PROVIDED RECORDS ->
_ _ _ _ _
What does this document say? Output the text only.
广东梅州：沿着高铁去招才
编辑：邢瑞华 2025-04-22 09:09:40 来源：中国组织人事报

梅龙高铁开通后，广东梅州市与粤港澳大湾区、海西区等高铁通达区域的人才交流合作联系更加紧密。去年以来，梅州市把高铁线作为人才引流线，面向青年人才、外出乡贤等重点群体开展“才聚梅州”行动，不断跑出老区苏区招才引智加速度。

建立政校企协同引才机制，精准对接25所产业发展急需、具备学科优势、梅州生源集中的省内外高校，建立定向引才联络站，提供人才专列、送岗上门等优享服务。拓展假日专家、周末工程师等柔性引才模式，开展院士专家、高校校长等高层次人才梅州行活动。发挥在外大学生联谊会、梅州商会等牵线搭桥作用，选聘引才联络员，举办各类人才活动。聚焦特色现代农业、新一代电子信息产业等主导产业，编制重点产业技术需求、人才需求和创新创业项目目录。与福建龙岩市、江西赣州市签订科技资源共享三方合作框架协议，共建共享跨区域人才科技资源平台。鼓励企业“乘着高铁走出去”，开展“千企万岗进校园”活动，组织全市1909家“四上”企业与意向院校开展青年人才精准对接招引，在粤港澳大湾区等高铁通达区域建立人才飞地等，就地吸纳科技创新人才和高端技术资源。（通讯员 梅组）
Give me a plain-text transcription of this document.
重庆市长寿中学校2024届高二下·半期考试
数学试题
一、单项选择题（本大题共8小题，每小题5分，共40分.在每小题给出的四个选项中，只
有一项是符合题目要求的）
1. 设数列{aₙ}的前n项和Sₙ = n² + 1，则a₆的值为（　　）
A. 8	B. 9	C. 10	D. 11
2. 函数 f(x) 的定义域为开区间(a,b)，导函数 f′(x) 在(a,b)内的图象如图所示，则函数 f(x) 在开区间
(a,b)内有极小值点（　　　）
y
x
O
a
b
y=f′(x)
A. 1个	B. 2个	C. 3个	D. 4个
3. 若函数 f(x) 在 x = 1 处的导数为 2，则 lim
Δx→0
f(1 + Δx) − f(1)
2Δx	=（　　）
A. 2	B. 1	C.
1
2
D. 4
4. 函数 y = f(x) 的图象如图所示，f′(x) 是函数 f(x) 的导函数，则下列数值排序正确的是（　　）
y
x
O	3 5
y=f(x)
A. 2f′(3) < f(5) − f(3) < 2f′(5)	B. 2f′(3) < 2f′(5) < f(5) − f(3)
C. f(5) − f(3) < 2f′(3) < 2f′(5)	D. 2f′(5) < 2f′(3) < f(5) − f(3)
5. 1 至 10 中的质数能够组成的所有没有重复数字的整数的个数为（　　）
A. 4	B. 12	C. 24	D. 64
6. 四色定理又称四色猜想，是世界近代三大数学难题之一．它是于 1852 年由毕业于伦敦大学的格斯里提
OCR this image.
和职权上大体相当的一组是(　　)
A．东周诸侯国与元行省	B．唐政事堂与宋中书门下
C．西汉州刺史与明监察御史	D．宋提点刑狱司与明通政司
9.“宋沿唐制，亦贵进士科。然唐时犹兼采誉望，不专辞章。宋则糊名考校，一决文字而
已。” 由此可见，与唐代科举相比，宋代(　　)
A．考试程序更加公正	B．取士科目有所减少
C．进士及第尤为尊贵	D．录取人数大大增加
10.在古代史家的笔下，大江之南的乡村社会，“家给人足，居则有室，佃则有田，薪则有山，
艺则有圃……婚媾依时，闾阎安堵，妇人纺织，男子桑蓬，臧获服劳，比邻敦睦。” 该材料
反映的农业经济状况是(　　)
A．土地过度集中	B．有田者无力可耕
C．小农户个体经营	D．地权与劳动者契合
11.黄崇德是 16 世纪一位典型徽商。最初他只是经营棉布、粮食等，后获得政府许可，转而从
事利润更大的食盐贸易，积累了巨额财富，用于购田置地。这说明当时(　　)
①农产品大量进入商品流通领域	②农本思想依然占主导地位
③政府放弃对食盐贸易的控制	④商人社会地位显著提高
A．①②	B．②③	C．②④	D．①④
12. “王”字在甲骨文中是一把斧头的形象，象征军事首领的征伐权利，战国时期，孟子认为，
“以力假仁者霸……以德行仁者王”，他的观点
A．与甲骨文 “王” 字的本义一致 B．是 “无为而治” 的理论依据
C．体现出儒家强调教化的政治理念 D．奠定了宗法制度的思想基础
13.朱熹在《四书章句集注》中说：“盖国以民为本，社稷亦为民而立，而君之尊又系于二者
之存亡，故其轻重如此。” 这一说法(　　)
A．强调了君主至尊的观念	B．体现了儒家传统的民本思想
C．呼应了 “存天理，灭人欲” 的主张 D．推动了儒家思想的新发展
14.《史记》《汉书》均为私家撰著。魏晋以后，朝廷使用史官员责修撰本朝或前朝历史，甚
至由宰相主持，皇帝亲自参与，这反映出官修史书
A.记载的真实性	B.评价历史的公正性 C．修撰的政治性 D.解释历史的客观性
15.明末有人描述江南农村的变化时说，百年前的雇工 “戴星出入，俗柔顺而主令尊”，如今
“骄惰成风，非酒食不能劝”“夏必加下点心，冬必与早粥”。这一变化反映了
_ _ _ _ _
REQUEST -> Your task is to list each line of the records with the word "text".

ANSWER TO THE PROBLEM ->
What does this document say? Output the text only.
Give me a plain-text transcription of this document.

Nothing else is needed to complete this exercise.